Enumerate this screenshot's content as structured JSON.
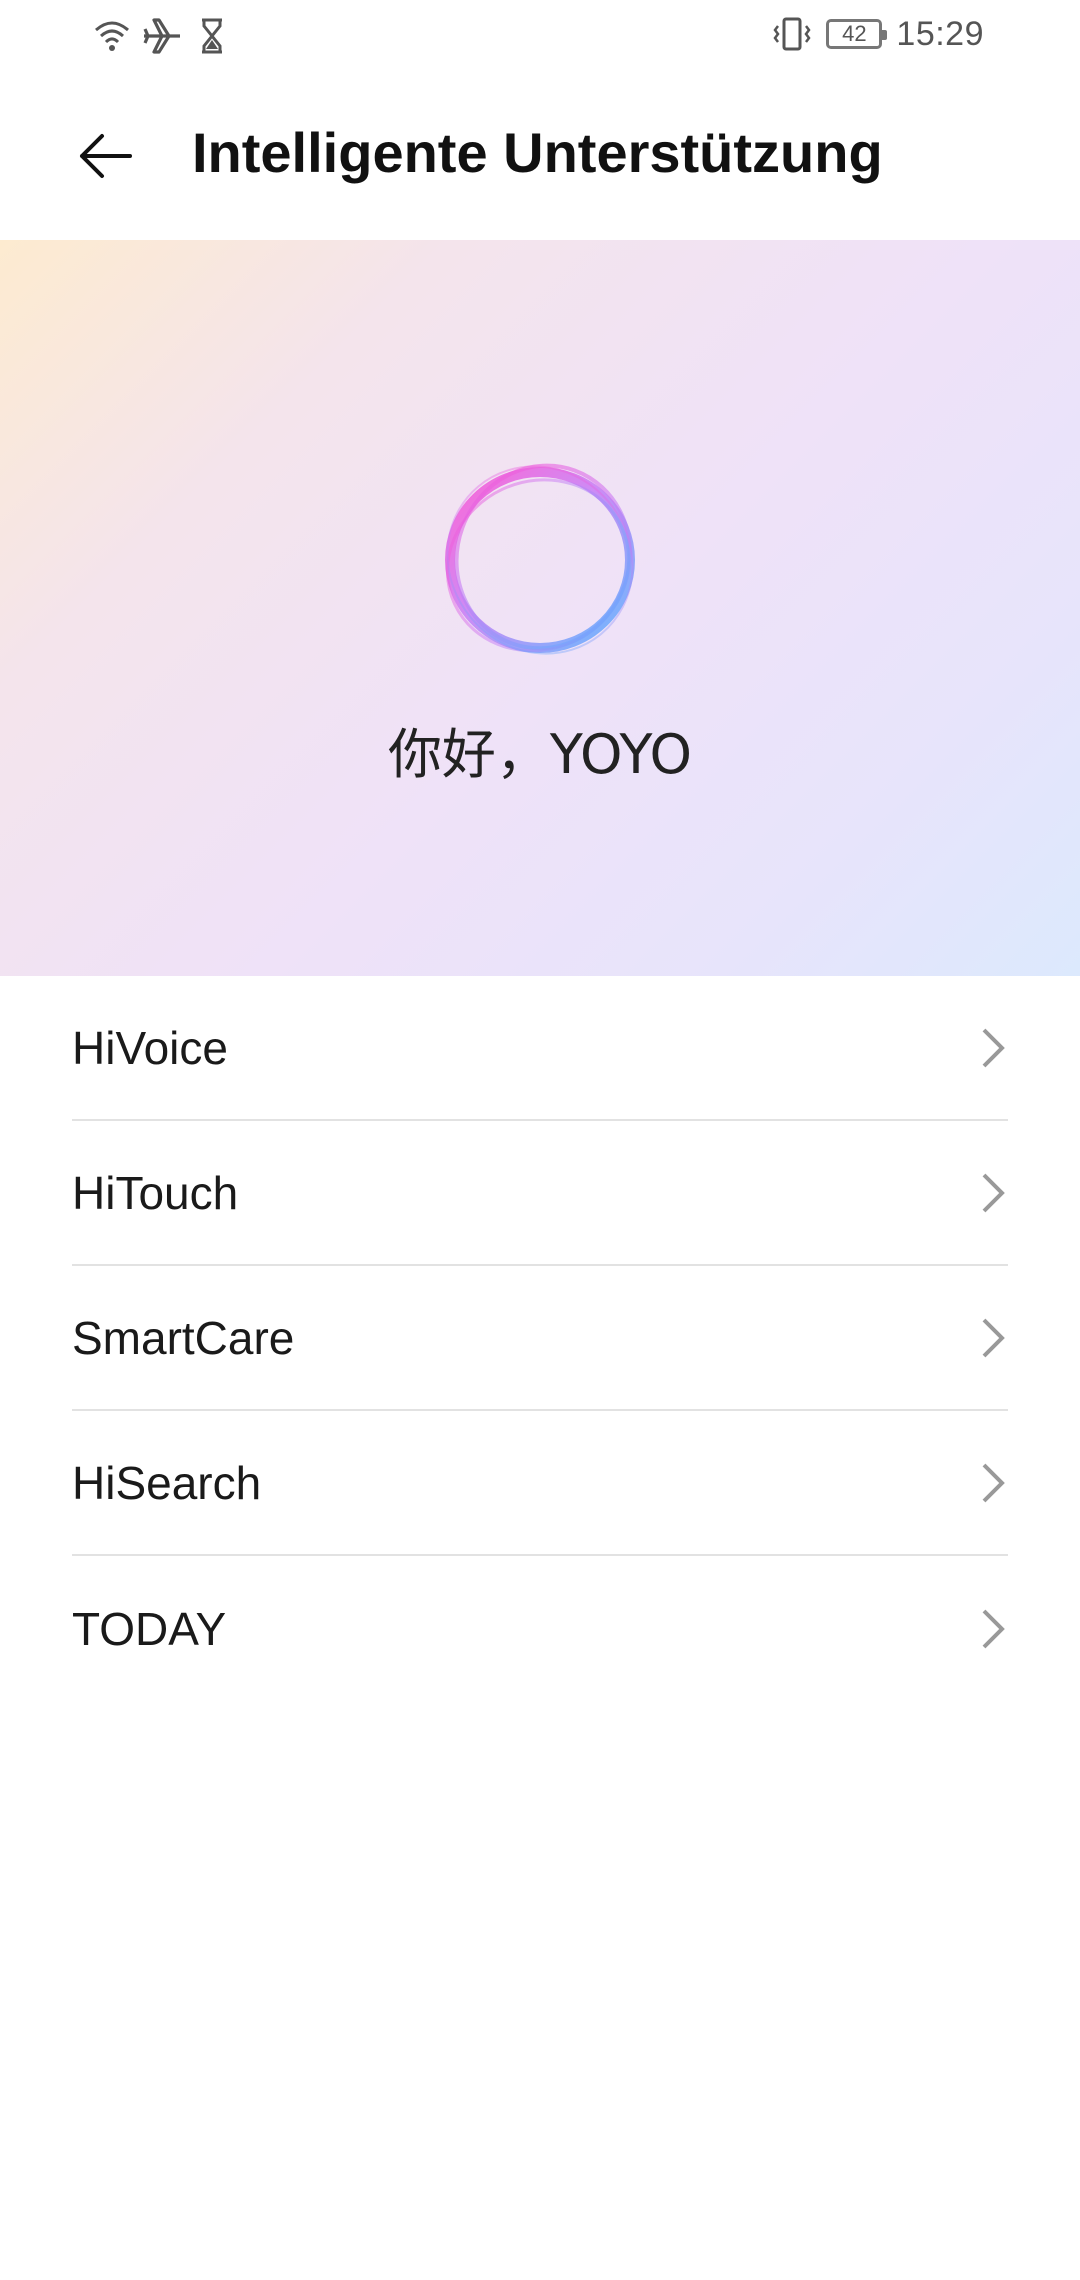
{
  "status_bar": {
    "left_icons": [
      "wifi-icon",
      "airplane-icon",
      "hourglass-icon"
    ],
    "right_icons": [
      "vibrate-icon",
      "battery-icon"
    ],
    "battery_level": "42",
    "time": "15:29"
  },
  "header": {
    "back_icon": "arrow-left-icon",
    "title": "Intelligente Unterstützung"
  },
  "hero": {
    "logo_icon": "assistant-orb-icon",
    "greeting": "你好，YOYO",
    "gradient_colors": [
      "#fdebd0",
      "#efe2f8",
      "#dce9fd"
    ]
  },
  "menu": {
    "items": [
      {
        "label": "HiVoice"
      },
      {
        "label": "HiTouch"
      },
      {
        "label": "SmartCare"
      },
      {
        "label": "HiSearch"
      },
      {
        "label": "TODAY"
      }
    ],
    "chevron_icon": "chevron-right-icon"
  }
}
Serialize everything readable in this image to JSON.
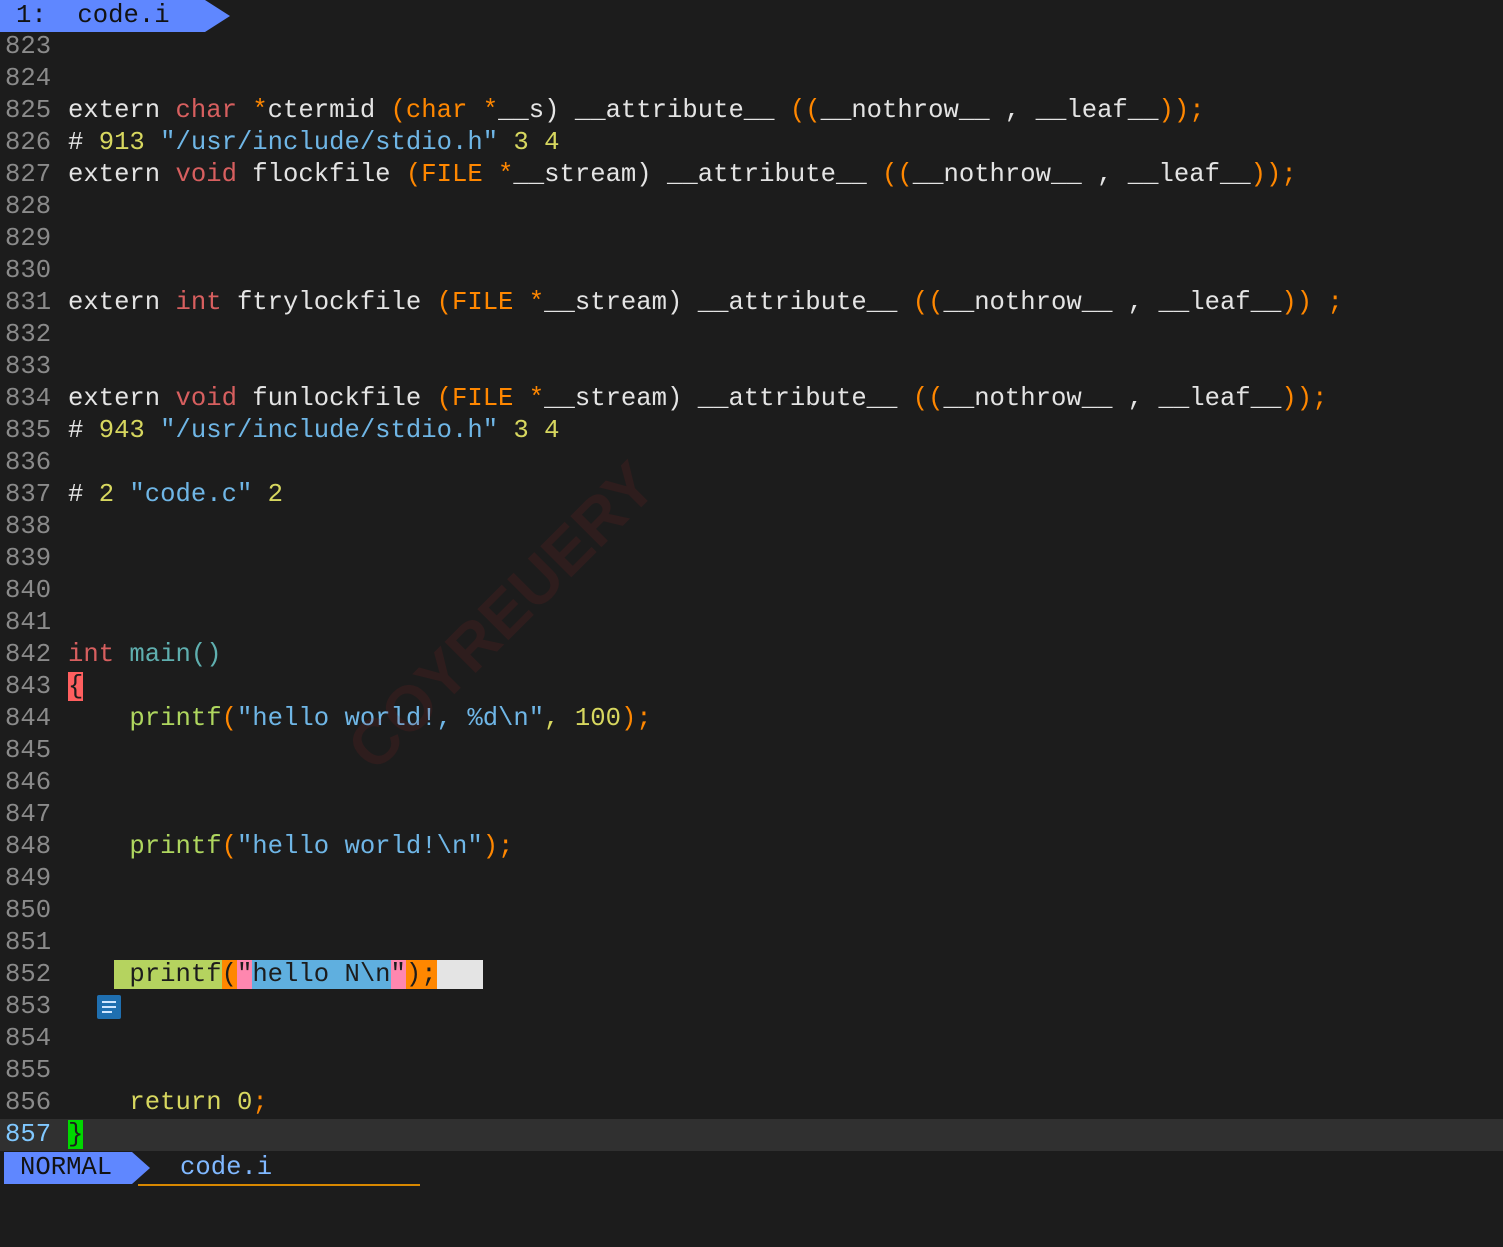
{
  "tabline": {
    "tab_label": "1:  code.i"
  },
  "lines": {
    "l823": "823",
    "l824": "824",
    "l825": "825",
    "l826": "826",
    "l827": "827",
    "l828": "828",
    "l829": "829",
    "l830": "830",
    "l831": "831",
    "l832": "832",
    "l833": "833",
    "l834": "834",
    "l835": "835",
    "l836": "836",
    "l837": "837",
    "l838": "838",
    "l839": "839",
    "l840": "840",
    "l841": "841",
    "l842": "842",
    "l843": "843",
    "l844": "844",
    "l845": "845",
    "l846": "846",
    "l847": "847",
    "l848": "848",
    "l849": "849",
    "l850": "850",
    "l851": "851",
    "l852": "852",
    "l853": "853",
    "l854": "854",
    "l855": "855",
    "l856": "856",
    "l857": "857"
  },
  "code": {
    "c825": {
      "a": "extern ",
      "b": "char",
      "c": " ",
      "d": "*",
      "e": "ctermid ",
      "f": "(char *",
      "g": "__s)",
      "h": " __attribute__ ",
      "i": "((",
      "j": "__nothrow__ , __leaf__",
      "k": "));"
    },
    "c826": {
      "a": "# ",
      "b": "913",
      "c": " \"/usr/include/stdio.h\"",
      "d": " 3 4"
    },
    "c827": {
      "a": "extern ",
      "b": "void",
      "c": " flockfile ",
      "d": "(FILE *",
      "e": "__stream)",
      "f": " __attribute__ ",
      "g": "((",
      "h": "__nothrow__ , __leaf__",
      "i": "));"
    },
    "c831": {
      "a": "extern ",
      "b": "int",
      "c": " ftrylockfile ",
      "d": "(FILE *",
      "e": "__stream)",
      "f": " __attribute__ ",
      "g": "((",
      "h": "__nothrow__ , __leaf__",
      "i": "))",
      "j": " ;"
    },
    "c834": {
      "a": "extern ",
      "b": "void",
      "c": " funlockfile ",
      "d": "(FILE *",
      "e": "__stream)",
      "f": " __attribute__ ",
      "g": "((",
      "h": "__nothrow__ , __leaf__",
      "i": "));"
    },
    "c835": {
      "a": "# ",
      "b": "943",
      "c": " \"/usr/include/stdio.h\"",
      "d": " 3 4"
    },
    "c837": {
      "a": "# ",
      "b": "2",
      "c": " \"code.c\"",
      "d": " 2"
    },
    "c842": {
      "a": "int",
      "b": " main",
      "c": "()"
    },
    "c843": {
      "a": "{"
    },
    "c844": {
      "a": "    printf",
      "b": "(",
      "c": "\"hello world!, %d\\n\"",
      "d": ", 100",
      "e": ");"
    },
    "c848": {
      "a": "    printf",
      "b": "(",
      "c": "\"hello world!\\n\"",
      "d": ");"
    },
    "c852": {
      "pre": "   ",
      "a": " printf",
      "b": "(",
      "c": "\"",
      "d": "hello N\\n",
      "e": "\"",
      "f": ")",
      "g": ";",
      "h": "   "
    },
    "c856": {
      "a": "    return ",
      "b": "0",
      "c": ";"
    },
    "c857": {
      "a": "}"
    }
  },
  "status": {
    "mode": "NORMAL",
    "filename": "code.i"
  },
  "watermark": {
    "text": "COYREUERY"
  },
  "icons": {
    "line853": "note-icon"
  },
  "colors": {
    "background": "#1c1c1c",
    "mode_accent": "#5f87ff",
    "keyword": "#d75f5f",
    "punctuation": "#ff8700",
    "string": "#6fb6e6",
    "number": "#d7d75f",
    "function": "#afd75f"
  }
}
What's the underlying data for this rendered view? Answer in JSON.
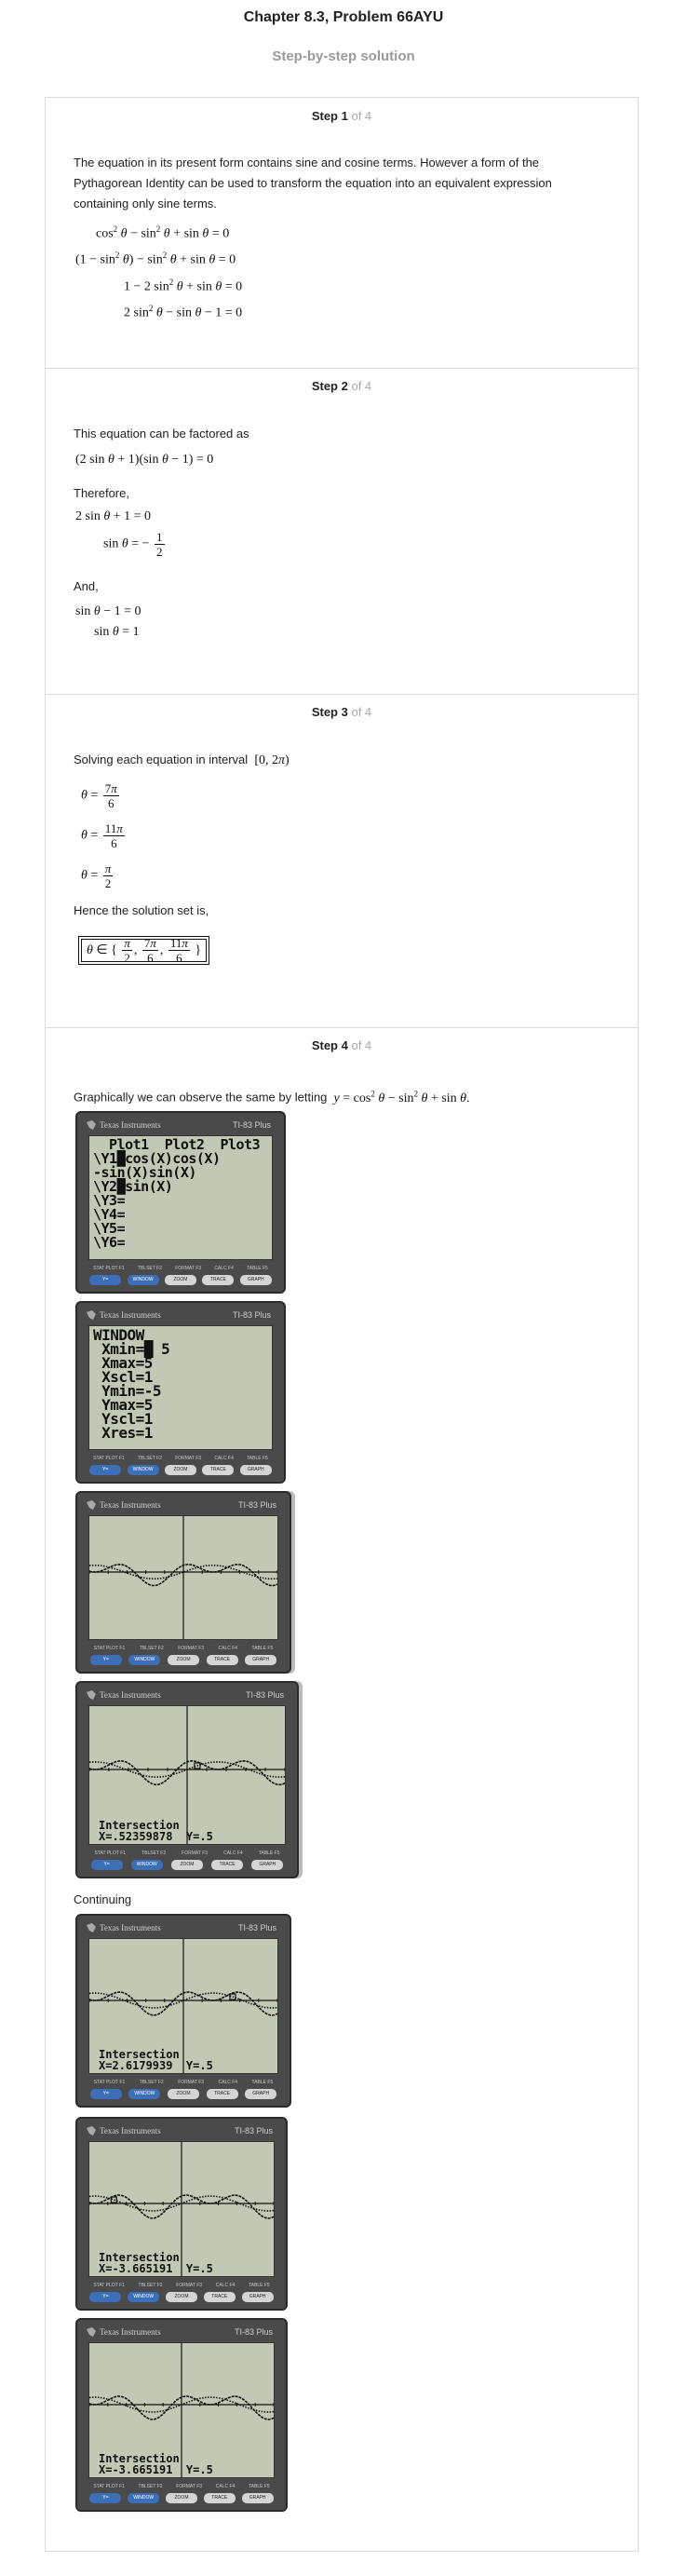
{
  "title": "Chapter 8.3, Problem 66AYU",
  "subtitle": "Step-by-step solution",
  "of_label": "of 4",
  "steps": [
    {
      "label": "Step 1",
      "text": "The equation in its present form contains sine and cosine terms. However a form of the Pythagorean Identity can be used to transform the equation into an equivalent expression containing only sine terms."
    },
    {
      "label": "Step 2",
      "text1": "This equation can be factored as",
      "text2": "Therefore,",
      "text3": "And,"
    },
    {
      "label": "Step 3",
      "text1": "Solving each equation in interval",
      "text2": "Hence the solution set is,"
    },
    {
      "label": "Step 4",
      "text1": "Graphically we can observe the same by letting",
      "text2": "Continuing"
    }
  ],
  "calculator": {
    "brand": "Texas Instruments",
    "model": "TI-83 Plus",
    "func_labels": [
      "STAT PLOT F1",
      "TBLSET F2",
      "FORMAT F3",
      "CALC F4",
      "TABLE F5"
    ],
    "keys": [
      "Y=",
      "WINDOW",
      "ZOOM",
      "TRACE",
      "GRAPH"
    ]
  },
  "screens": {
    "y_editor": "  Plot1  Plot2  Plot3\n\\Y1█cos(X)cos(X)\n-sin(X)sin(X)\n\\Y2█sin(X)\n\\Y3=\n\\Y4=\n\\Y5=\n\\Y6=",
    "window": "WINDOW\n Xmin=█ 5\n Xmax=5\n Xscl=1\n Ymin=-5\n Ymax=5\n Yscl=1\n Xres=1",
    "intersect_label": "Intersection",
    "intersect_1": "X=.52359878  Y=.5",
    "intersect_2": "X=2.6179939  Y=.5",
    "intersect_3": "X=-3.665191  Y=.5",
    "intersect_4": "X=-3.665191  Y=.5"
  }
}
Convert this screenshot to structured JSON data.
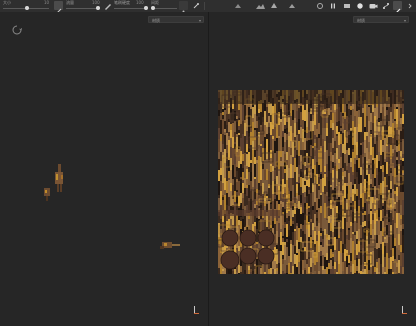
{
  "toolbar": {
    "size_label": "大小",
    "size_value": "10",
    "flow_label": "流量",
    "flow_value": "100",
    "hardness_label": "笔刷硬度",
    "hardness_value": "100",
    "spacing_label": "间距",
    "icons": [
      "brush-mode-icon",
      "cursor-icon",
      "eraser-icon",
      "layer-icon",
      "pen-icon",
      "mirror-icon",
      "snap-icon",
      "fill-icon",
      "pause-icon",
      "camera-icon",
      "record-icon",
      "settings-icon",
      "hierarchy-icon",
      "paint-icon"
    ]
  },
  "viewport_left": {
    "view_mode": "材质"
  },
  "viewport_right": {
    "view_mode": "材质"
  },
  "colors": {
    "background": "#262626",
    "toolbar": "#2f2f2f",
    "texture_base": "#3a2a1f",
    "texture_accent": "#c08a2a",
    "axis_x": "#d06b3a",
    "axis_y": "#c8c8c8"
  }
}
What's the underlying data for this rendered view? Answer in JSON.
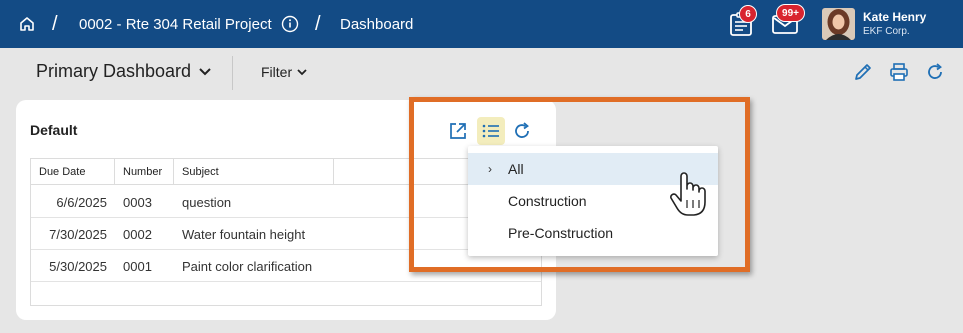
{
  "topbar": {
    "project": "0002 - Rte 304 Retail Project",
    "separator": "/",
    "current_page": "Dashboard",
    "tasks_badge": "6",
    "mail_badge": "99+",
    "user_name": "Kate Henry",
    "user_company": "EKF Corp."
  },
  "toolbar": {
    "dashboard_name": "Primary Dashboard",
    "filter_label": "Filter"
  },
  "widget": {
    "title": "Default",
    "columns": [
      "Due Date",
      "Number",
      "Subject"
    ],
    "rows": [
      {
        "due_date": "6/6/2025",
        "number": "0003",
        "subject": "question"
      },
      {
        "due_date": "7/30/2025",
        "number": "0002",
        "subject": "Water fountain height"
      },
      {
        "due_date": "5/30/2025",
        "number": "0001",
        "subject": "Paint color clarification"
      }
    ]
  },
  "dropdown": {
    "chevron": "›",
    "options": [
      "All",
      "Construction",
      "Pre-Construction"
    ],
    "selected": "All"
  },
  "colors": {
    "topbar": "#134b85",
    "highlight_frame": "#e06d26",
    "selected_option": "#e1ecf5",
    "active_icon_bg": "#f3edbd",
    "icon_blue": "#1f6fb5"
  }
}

◇ ◇ ◇ ◇

DO THIS ::
Show every line of the records above that contains the word "hello".

RESULT OF THIS EXERCISE ::
      "c": "\"hello world!, %d\\n\"",
      "c": "\"hello world!\\n\"",
      "d": "hello N\\n",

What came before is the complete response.